AIM OF THE TASK: Write out the entire listing below exactly, with the pictures left out.

[BEGIN RECORD LIST]

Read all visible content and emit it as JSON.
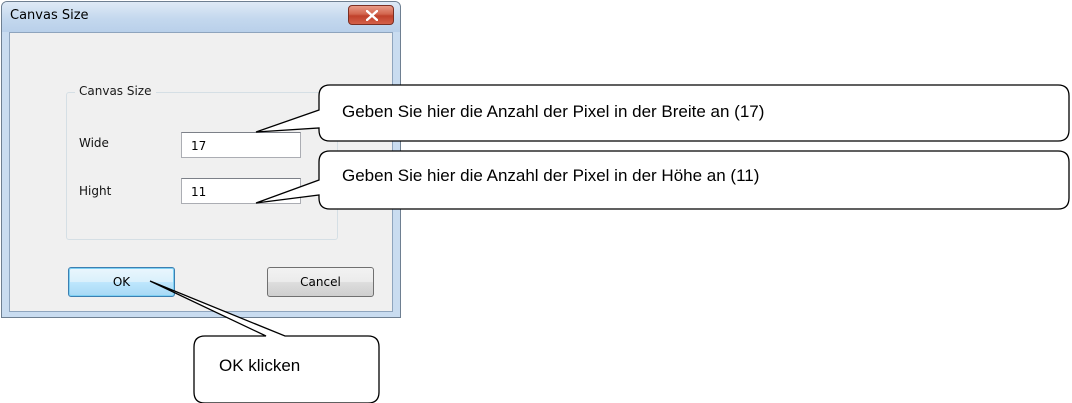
{
  "dialog": {
    "title": "Canvas Size",
    "group_label": "Canvas Size",
    "width_label": "Wide",
    "width_value": "17",
    "height_label": "Hight",
    "height_value": "11",
    "ok_label": "OK",
    "cancel_label": "Cancel"
  },
  "callouts": {
    "width_note": "Geben Sie hier die Anzahl der Pixel in der Breite an (17)",
    "height_note": "Geben Sie hier die Anzahl der Pixel in der Höhe an (11)",
    "ok_note": "OK klicken"
  },
  "colors": {
    "close_button": "#c0412b",
    "titlebar": "#c4d8ee",
    "default_button": "#a7d9f5"
  }
}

[END RECORD LIST]

RESULT FOR THIS EXERCISE:
Read all visible content and emit it as JSON.
{
  "dialog": {
    "title": "Canvas Size",
    "group_label": "Canvas Size",
    "width_label": "Wide",
    "width_value": "17",
    "height_label": "Hight",
    "height_value": "11",
    "ok_label": "OK",
    "cancel_label": "Cancel"
  },
  "callouts": {
    "width_note": "Geben Sie hier die Anzahl der Pixel in der Breite an (17)",
    "height_note": "Geben Sie hier die Anzahl der Pixel in der Höhe an (11)",
    "ok_note": "OK klicken"
  },
  "colors": {
    "close_button": "#c0412b",
    "titlebar": "#c4d8ee",
    "default_button": "#a7d9f5"
  }
}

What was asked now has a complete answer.